# Task
Find the lines holding the word "работы" and collect them.

===== Source data

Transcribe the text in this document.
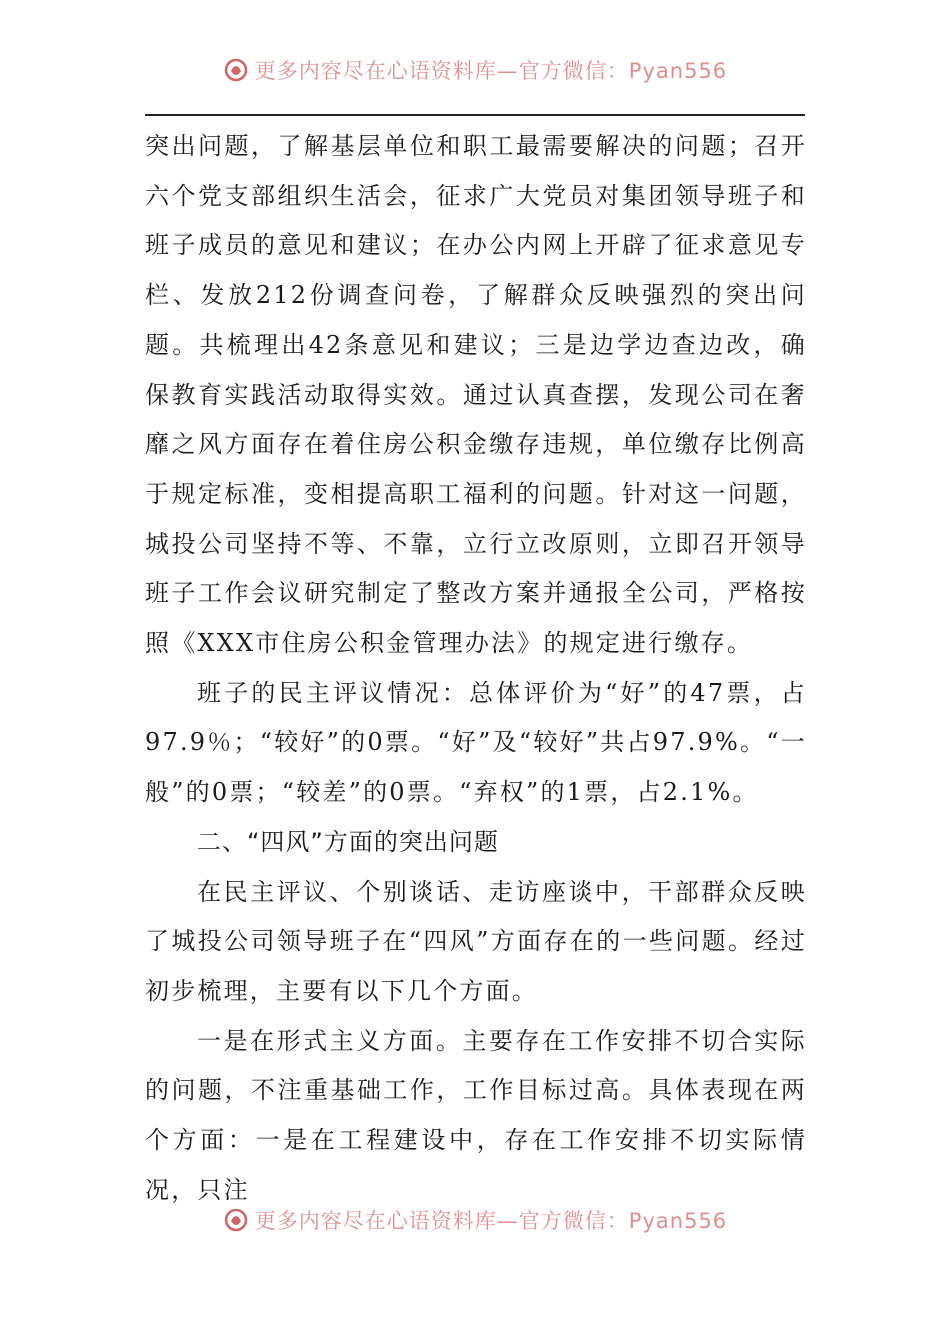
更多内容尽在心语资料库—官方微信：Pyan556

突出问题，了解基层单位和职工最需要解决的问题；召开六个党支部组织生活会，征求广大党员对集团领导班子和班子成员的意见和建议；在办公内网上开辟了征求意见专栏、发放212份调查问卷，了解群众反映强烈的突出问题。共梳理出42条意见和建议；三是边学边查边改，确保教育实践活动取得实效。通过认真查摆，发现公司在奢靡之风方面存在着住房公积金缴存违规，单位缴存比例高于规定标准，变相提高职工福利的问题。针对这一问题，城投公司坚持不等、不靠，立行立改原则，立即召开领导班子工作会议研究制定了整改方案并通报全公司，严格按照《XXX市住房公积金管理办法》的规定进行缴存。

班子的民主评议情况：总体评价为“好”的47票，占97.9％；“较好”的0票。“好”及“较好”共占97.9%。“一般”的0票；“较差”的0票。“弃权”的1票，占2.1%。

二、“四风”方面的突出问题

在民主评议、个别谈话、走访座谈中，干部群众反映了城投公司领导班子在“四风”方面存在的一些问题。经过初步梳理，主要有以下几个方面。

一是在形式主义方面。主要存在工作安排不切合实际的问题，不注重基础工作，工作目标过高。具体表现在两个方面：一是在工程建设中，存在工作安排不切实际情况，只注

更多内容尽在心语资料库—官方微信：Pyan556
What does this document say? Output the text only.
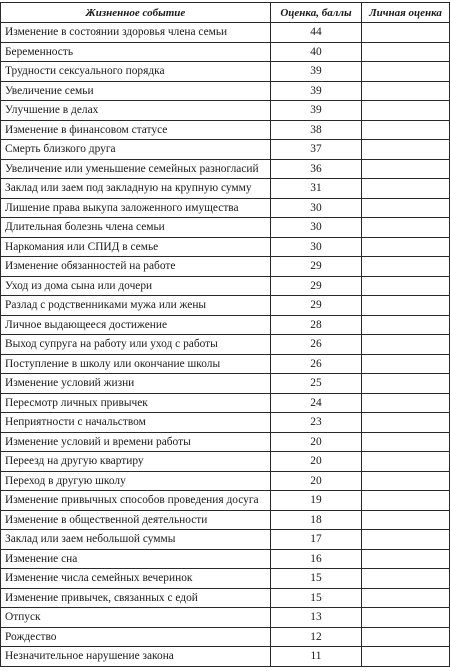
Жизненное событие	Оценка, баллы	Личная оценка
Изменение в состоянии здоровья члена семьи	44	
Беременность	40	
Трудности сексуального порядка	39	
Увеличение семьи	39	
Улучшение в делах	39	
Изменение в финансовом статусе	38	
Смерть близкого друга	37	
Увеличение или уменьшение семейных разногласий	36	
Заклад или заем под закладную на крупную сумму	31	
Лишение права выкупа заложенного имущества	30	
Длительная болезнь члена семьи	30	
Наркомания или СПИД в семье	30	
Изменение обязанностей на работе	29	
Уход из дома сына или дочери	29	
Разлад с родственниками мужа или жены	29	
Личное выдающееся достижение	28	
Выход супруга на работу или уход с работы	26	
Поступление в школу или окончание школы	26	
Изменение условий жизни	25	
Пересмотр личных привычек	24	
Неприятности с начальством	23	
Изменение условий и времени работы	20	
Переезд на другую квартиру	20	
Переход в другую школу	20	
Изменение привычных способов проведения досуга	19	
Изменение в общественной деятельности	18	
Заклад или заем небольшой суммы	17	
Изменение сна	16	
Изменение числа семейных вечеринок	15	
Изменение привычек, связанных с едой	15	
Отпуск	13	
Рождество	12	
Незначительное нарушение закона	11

==========

# Response to this task
Выход супруга на работу или уход с работы	26	
Изменение условий и времени работы	20	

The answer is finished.